» Extrahierter Text:

——

Wann darf ich, wegen Baulärm, die Miete mindern ?
Wenn während eines Mietverhältnisses in der Wohnung oder in der Wohnungsumgebung unzumutbarer Baulärm auftritt, kann für den Mieter ein Anspruch auf Mietminderung erfolgen. Die Miete kann dann für die Dauer des Baulärms oder der Bauarbeiten reduziert werden. Allerdings ist der Baulärm keine automatische Rechtfertigung für eine Minderung. Es müssen bestimmte Voraussetzungen erfüllt sein, wie zum Beispiel eine erhebliche Lärm- und Staubbelästigung, sowie eine Beinträchtigung der Wohnqualität. In einem solchen Fall sollte der Mieter umgehend den Vermieter informieren und eine schriftliche Mängelanzeige erstellen. Eine Mietminderung kann erst dann geltend gemacht werden, wenn der Vermieter die Möglichkeit hatte, den Mangel zu beheben oder zumindest eine Abhilfe zu schaffen zu können. Es empfiehlt sich in jedem Fall, vorab mit dem Vermieter oder dem Lärmverursacher zu sprechen und eine einvernehmliche Lösung zu finden.
Inhaltsverzeichnis
Das wichtigste in Kürze:
Im Allgemeinen ist es möglich, aufgrund von Baulärm eine Mietminderung vorzunehmen, wie auch von Urteilen des BGH bestätigt. Dafür sind jedoch bestimmte Voraussetzungen erforderlich:
- Der Mieter muss begründen und beweisen, dass die Störung eine wesentliche Beeinträchtigung seiner Wohnung darstellt. Ein Mangel gilt nur dann als wesentlich, wenn die Verwendbarkeit der Wohnung unmittelbar beeinträchtigt ist – abhängig von den zugrundeliegenden Umständen – und wenn beispielsweise Grenzwerte überschritten werden (§ 906 Abs. 1 BGB).

——

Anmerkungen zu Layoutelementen
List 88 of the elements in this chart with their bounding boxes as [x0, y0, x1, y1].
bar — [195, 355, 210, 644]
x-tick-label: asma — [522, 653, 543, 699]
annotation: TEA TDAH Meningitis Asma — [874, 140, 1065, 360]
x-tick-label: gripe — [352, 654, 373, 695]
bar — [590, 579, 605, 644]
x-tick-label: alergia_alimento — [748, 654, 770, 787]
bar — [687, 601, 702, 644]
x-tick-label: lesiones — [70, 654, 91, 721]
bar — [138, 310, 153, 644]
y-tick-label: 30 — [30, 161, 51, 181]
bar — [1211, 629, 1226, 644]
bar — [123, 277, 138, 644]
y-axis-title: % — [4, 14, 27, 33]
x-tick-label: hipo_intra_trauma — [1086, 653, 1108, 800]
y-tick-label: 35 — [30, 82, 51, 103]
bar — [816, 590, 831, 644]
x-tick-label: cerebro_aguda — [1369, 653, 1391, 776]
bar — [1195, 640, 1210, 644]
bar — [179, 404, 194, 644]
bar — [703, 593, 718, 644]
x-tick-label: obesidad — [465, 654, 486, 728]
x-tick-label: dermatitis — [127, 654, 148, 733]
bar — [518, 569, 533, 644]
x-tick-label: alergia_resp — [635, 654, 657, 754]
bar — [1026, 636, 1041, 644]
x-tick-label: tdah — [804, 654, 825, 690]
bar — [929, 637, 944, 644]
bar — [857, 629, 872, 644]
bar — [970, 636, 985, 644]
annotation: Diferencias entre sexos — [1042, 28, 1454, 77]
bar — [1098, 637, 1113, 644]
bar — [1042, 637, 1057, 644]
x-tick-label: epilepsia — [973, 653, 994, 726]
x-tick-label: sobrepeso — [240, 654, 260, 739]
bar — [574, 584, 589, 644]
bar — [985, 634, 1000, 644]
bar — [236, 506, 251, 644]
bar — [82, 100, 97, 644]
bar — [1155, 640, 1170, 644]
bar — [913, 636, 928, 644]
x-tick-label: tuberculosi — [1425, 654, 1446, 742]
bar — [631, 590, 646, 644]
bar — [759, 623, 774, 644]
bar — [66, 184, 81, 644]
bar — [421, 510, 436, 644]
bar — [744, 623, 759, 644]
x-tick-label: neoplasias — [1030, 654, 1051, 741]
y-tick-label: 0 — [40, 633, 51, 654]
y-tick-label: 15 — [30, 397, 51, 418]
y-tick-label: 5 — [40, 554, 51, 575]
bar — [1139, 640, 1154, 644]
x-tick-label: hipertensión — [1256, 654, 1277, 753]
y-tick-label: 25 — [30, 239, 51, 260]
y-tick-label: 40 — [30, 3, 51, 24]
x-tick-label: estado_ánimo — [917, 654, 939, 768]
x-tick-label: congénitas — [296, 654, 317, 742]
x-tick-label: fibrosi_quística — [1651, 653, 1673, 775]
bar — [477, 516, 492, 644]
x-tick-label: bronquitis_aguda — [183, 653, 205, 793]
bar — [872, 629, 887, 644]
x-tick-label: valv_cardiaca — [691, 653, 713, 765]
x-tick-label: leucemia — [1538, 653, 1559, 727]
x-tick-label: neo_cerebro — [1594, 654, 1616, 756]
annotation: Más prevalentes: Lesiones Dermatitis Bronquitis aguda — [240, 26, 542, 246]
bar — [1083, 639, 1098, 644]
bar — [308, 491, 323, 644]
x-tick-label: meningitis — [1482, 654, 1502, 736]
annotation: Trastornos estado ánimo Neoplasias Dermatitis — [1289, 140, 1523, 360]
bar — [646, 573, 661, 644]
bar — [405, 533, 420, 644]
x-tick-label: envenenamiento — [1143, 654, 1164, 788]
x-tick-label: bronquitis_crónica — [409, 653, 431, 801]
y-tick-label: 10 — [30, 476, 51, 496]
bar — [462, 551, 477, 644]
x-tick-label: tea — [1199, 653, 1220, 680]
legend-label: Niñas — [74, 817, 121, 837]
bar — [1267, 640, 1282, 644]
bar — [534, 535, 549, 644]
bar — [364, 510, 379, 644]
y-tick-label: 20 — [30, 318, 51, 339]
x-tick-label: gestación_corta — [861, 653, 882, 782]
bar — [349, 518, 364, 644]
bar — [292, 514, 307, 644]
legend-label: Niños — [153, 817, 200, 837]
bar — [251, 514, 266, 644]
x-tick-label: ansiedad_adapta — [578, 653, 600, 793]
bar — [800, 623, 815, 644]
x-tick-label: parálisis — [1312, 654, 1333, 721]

——

» Deine Aufgabe: Schreibe aus dem Text zur Mietminderung wegen Baulärm den Abschnitt von „Inhaltsverzeichnis“ bis einschließlich „Abs. 1 BGB).“ wortgetreu ab.

» Schriftliche Antwort:
Inhaltsverzeichnis
Das wichtigste in Kürze:
Im Allgemeinen ist es möglich, aufgrund von Baulärm eine Mietminderung vorzunehmen, wie auch von Urteilen des BGH bestätigt. Dafür sind jedoch bestimmte Voraussetzungen erforderlich:
- Der Mieter muss begründen und beweisen, dass die Störung eine wesentliche Beeinträchtigung seiner Wohnung darstellt. Ein Mangel gilt nur dann als wesentlich, wenn die Verwendbarkeit der Wohnung unmittelbar beeinträchtigt ist – abhängig von den zugrundeliegenden Umständen – und wenn beispielsweise Grenzwerte überschritten werden (§ 906 Abs. 1 BGB).